**Do this:**
Without omitting anything, return the records precisely as given.

**Data records:**
========================================================================

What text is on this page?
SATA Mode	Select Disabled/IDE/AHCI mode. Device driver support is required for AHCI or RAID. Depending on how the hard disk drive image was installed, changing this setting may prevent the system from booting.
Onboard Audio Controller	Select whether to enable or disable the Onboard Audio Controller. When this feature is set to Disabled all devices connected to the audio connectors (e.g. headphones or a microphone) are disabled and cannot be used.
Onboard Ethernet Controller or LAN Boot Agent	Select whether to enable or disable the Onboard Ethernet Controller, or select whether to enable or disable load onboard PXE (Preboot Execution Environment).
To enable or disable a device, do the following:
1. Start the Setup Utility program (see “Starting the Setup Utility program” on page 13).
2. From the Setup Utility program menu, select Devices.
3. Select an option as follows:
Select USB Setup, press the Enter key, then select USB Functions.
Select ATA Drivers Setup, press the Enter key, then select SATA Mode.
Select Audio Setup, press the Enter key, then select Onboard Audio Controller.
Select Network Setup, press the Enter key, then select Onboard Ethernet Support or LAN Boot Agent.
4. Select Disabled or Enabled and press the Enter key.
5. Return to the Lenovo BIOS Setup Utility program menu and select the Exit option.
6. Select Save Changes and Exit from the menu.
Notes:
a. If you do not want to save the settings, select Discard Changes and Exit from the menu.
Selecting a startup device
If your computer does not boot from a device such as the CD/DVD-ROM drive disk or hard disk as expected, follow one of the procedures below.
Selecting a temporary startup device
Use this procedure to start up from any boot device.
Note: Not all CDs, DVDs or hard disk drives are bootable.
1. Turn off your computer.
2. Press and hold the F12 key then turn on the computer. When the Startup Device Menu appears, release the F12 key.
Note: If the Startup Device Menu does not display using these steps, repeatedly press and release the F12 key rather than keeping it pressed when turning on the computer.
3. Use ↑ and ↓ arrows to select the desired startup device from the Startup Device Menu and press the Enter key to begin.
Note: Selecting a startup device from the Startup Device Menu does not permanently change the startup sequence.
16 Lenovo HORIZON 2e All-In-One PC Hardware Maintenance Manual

========================================================================

**Solved problem:**
What text is on this page?
SATA Mode	Select Disabled/IDE/AHCI mode. Device driver support is required for AHCI or RAID. Depending on how the hard disk drive image was installed, changing this setting may prevent the system from booting.
Onboard Audio Controller	Select whether to enable or disable the Onboard Audio Controller. When this feature is set to Disabled all devices connected to the audio connectors (e.g. headphones or a microphone) are disabled and cannot be used.
Onboard Ethernet Controller or LAN Boot Agent	Select whether to enable or disable the Onboard Ethernet Controller, or select whether to enable or disable load onboard PXE (Preboot Execution Environment).
To enable or disable a device, do the following:
1. Start the Setup Utility program (see “Starting the Setup Utility program” on page 13).
2. From the Setup Utility program menu, select Devices.
3. Select an option as follows:
Select USB Setup, press the Enter key, then select USB Functions.
Select ATA Drivers Setup, press the Enter key, then select SATA Mode.
Select Audio Setup, press the Enter key, then select Onboard Audio Controller.
Select Network Setup, press the Enter key, then select Onboard Ethernet Support or LAN Boot Agent.
4. Select Disabled or Enabled and press the Enter key.
5. Return to the Lenovo BIOS Setup Utility program menu and select the Exit option.
6. Select Save Changes and Exit from the menu.
Notes:
a. If you do not want to save the settings, select Discard Changes and Exit from the menu.
Selecting a startup device
If your computer does not boot from a device such as the CD/DVD-ROM drive disk or hard disk as expected, follow one of the procedures below.
Selecting a temporary startup device
Use this procedure to start up from any boot device.
Note: Not all CDs, DVDs or hard disk drives are bootable.
1. Turn off your computer.
2. Press and hold the F12 key then turn on the computer. When the Startup Device Menu appears, release the F12 key.
Note: If the Startup Device Menu does not display using these steps, repeatedly press and release the F12 key rather than keeping it pressed when turning on the computer.
3. Use ↑ and ↓ arrows to select the desired startup device from the Startup Device Menu and press the Enter key to begin.
Note: Selecting a startup device from the Startup Device Menu does not permanently change the startup sequence.
16 Lenovo HORIZON 2e All-In-One PC Hardware Maintenance Manual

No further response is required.